--- BEGIN Exercise material ---
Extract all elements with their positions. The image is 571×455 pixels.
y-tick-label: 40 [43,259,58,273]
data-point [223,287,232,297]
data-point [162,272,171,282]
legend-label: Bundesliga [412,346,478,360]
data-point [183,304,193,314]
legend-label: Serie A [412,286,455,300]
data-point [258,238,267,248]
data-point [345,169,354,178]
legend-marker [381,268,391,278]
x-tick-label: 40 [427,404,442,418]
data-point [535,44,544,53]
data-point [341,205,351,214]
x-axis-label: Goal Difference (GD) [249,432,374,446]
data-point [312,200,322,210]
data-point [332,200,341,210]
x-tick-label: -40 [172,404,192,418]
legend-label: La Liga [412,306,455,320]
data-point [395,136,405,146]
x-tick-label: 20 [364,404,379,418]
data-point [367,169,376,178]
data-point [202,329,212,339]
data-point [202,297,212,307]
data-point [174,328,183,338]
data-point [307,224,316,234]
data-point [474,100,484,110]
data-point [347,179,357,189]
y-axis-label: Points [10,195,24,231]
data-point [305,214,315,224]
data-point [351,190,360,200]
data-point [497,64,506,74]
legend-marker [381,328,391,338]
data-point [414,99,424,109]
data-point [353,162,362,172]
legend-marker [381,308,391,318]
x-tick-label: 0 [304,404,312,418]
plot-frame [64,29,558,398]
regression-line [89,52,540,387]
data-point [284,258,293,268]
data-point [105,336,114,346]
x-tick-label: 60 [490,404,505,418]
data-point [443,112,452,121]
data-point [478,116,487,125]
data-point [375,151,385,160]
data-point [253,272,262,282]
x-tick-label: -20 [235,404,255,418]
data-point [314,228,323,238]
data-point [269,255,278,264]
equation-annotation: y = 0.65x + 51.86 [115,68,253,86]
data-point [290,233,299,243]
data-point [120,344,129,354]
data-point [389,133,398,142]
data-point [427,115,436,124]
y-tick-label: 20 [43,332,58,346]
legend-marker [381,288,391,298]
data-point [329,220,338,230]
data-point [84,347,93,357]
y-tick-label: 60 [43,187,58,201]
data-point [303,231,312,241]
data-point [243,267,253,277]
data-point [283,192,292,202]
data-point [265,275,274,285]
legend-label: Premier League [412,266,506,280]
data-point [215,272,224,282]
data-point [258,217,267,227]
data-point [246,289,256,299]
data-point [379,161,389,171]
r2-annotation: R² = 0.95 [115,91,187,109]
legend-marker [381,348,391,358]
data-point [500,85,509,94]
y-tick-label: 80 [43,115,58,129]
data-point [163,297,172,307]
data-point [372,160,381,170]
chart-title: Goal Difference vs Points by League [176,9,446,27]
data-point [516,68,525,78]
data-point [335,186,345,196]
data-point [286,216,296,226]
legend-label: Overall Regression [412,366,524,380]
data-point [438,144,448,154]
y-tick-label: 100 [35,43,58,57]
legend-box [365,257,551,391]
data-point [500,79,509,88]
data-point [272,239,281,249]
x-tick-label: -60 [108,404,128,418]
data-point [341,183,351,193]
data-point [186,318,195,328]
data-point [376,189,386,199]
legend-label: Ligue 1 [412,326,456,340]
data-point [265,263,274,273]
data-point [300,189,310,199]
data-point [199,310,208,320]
--- END Exercise material ---
> What the task requires
Rewrite all of the data above as a numbered list, omitting any blank lines.

> Response for this exercise
1. Extract all elements with their positions. The image is 571×455 pixels.
2. y-tick-label: 40 [43,259,58,273]
3. data-point [223,287,232,297]
4. data-point [162,272,171,282]
5. legend-label: Bundesliga [412,346,478,360]
6. data-point [183,304,193,314]
7. legend-label: Serie A [412,286,455,300]
8. data-point [258,238,267,248]
9. data-point [345,169,354,178]
10. legend-marker [381,268,391,278]
11. x-tick-label: 40 [427,404,442,418]
12. data-point [535,44,544,53]
13. data-point [341,205,351,214]
14. x-axis-label: Goal Difference (GD) [249,432,374,446]
15. data-point [312,200,322,210]
16. data-point [332,200,341,210]
17. x-tick-label: -40 [172,404,192,418]
18. legend-label: La Liga [412,306,455,320]
19. data-point [395,136,405,146]
20. x-tick-label: 20 [364,404,379,418]
21. data-point [367,169,376,178]
22. data-point [202,329,212,339]
23. data-point [202,297,212,307]
24. data-point [174,328,183,338]
25. data-point [307,224,316,234]
26. data-point [474,100,484,110]
27. data-point [347,179,357,189]
28. y-axis-label: Points [10,195,24,231]
29. data-point [305,214,315,224]
30. data-point [351,190,360,200]
31. data-point [497,64,506,74]
32. legend-marker [381,328,391,338]
33. data-point [414,99,424,109]
34. data-point [353,162,362,172]
35. legend-marker [381,308,391,318]
36. x-tick-label: 0 [304,404,312,418]
37. plot-frame [64,29,558,398]
38. regression-line [89,52,540,387]
39. data-point [284,258,293,268]
40. data-point [105,336,114,346]
41. x-tick-label: 60 [490,404,505,418]
42. data-point [443,112,452,121]
43. data-point [478,116,487,125]
44. data-point [375,151,385,160]
45. data-point [253,272,262,282]
46. x-tick-label: -20 [235,404,255,418]
47. data-point [314,228,323,238]
48. data-point [269,255,278,264]
49. equation-annotation: y = 0.65x + 51.86 [115,68,253,86]
50. data-point [290,233,299,243]
51. data-point [120,344,129,354]
52. data-point [389,133,398,142]
53. data-point [427,115,436,124]
54. y-tick-label: 20 [43,332,58,346]
55. legend-marker [381,288,391,298]
56. data-point [329,220,338,230]
57. data-point [84,347,93,357]
58. y-tick-label: 60 [43,187,58,201]
59. data-point [303,231,312,241]
60. data-point [243,267,253,277]
61. data-point [283,192,292,202]
62. data-point [265,275,274,285]
63. legend-label: Premier League [412,266,506,280]
64. data-point [215,272,224,282]
65. data-point [258,217,267,227]
66. data-point [246,289,256,299]
67. data-point [379,161,389,171]
68. r2-annotation: R² = 0.95 [115,91,187,109]
69. legend-marker [381,348,391,358]
70. data-point [500,85,509,94]
71. y-tick-label: 80 [43,115,58,129]
72. data-point [163,297,172,307]
73. data-point [372,160,381,170]
74. chart-title: Goal Difference vs Points by League [176,9,446,27]
75. data-point [516,68,525,78]
76. data-point [335,186,345,196]
77. data-point [286,216,296,226]
78. legend-label: Overall Regression [412,366,524,380]
79. data-point [438,144,448,154]
80. y-tick-label: 100 [35,43,58,57]
81. legend-box [365,257,551,391]
82. data-point [500,79,509,88]
83. data-point [272,239,281,249]
84. x-tick-label: -60 [108,404,128,418]
85. data-point [341,183,351,193]
86. data-point [186,318,195,328]
87. data-point [376,189,386,199]
88. legend-label: Ligue 1 [412,326,456,340]
89. data-point [265,263,274,273]
90. data-point [300,189,310,199]
91. data-point [199,310,208,320]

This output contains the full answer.